-- start --
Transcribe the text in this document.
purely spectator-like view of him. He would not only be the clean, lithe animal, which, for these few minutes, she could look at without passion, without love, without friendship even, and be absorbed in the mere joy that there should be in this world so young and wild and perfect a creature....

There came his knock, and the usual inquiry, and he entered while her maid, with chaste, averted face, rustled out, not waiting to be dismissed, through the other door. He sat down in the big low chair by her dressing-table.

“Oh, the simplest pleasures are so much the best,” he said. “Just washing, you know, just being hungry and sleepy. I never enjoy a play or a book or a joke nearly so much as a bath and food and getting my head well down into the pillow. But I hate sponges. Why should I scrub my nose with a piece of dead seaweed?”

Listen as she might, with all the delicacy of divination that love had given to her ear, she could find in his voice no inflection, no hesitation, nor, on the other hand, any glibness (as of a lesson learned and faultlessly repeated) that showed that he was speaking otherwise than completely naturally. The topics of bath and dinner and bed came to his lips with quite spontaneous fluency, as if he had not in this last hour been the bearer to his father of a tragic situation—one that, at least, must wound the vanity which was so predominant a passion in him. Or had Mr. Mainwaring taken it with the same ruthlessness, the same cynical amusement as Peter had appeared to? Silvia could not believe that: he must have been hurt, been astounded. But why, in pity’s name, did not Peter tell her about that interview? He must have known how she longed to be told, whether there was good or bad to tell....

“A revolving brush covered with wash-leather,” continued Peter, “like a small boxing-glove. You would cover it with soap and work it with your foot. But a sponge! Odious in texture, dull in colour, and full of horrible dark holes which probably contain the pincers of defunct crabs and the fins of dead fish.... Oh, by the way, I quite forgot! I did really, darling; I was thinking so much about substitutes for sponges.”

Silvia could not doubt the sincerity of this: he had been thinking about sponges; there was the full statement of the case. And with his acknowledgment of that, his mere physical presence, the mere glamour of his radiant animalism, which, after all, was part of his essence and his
-- end --
> **GIVEN INSTRUCTION**
Return the full listing, character for character.

> **COMPLETE RESPONSE**
Transcribe the text in this document.
purely spectator-like view of him. He would not only be the clean, lithe animal, which, for these few minutes, she could look at without passion, without love, without friendship even, and be absorbed in the mere joy that there should be in this world so young and wild and perfect a creature....

There came his knock, and the usual inquiry, and he entered while her maid, with chaste, averted face, rustled out, not waiting to be dismissed, through the other door. He sat down in the big low chair by her dressing-table.

“Oh, the simplest pleasures are so much the best,” he said. “Just washing, you know, just being hungry and sleepy. I never enjoy a play or a book or a joke nearly so much as a bath and food and getting my head well down into the pillow. But I hate sponges. Why should I scrub my nose with a piece of dead seaweed?”

Listen as she might, with all the delicacy of divination that love had given to her ear, she could find in his voice no inflection, no hesitation, nor, on the other hand, any glibness (as of a lesson learned and faultlessly repeated) that showed that he was speaking otherwise than completely naturally. The topics of bath and dinner and bed came to his lips with quite spontaneous fluency, as if he had not in this last hour been the bearer to his father of a tragic situation—one that, at least, must wound the vanity which was so predominant a passion in him. Or had Mr. Mainwaring taken it with the same ruthlessness, the same cynical amusement as Peter had appeared to? Silvia could not believe that: he must have been hurt, been astounded. But why, in pity’s name, did not Peter tell her about that interview? He must have known how she longed to be told, whether there was good or bad to tell....

“A revolving brush covered with wash-leather,” continued Peter, “like a small boxing-glove. You would cover it with soap and work it with your foot. But a sponge! Odious in texture, dull in colour, and full of horrible dark holes which probably contain the pincers of defunct crabs and the fins of dead fish.... Oh, by the way, I quite forgot! I did really, darling; I was thinking so much about substitutes for sponges.”

Silvia could not doubt the sincerity of this: he had been thinking about sponges; there was the full statement of the case. And with his acknowledgment of that, his mere physical presence, the mere glamour of his radiant animalism, which, after all, was part of his essence and his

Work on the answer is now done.